-------- Data supplied --------

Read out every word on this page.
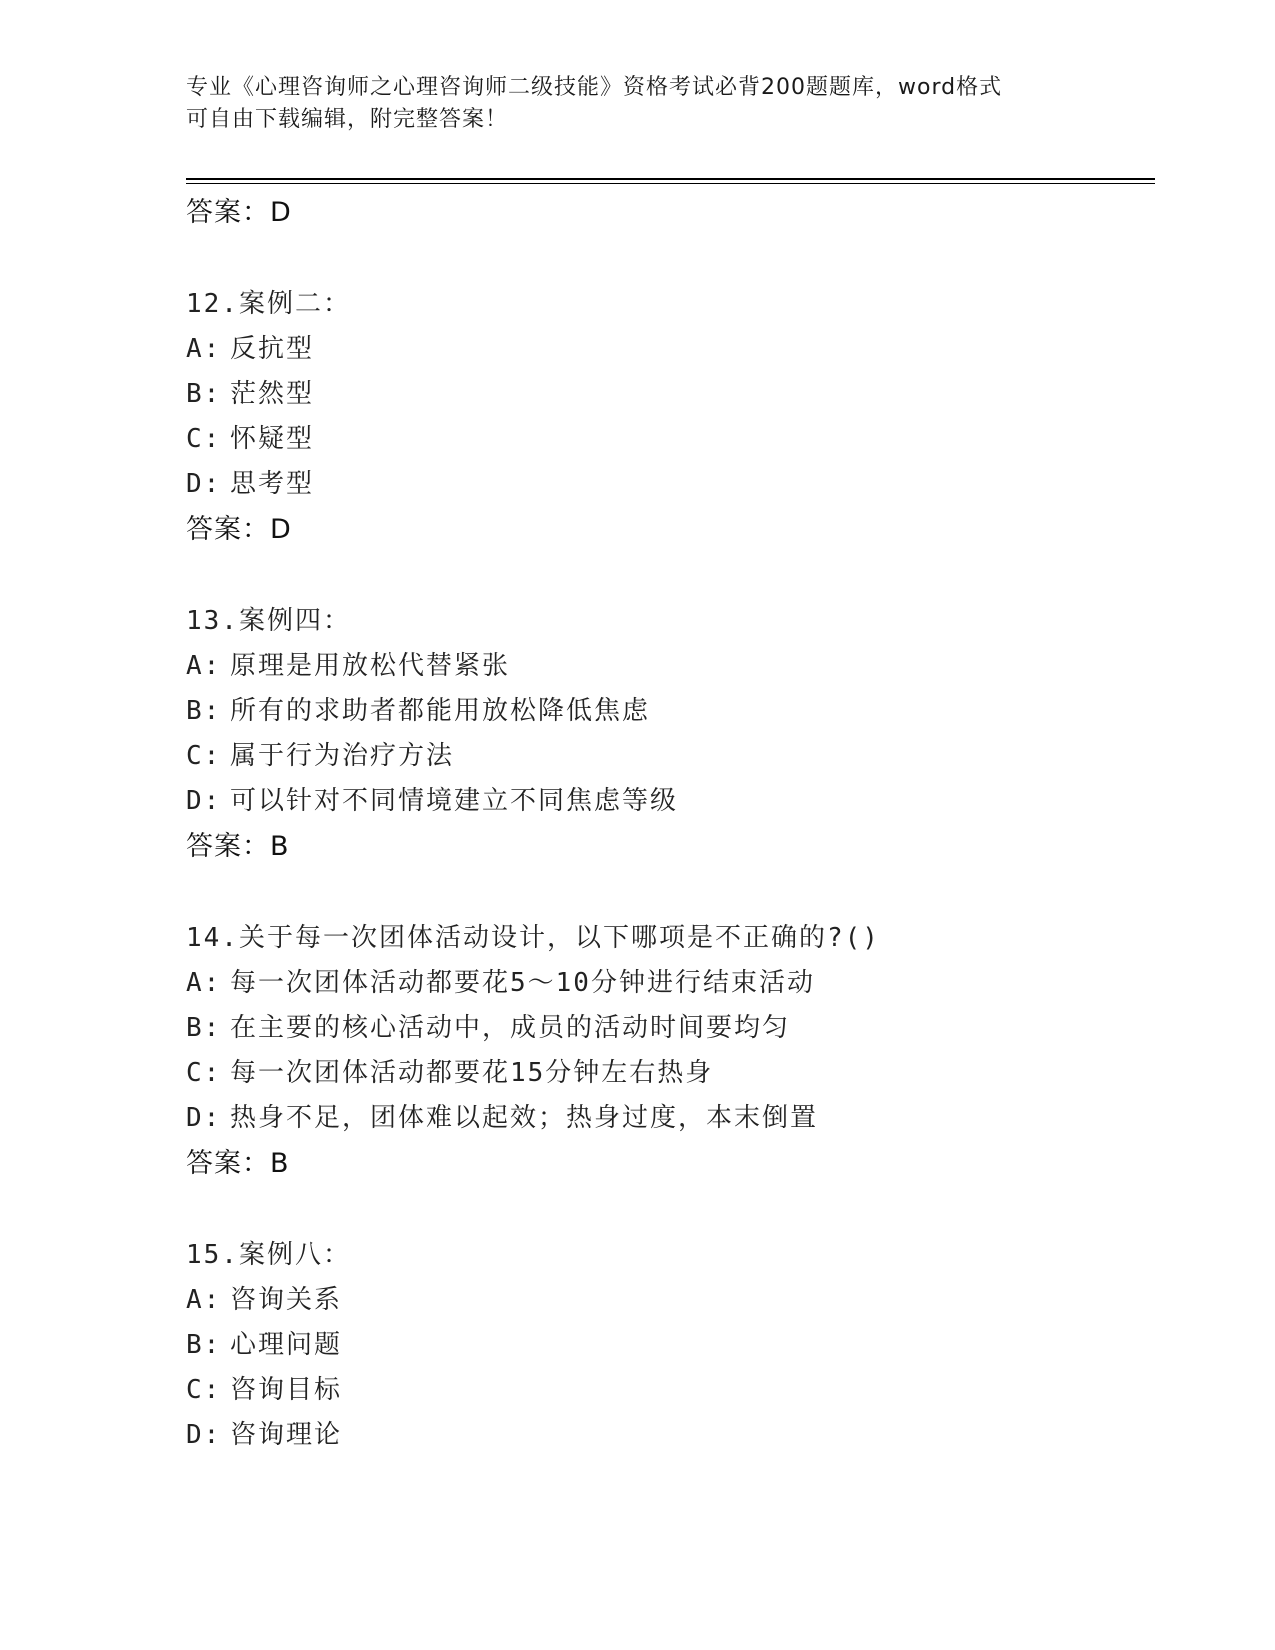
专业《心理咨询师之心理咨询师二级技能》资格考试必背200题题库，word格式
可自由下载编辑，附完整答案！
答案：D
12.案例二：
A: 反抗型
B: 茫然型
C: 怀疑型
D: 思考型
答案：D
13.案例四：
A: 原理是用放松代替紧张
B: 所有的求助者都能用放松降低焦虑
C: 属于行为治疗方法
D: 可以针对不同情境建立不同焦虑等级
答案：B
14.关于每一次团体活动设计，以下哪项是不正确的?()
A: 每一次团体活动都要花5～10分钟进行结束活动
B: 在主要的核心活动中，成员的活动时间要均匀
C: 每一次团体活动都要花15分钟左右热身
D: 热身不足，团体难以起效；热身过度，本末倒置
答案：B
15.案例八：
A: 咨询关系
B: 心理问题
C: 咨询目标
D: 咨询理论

--------

Given task → Using the records above, retype everything exactly except the pictures.

Exercise answer →
Read out every word on this page.
专业《心理咨询师之心理咨询师二级技能》资格考试必背200题题库，word格式
可自由下载编辑，附完整答案！
答案：D
12.案例二：
A: 反抗型
B: 茫然型
C: 怀疑型
D: 思考型
答案：D
13.案例四：
A: 原理是用放松代替紧张
B: 所有的求助者都能用放松降低焦虑
C: 属于行为治疗方法
D: 可以针对不同情境建立不同焦虑等级
答案：B
14.关于每一次团体活动设计，以下哪项是不正确的?()
A: 每一次团体活动都要花5～10分钟进行结束活动
B: 在主要的核心活动中，成员的活动时间要均匀
C: 每一次团体活动都要花15分钟左右热身
D: 热身不足，团体难以起效；热身过度，本末倒置
答案：B
15.案例八：
A: 咨询关系
B: 心理问题
C: 咨询目标
D: 咨询理论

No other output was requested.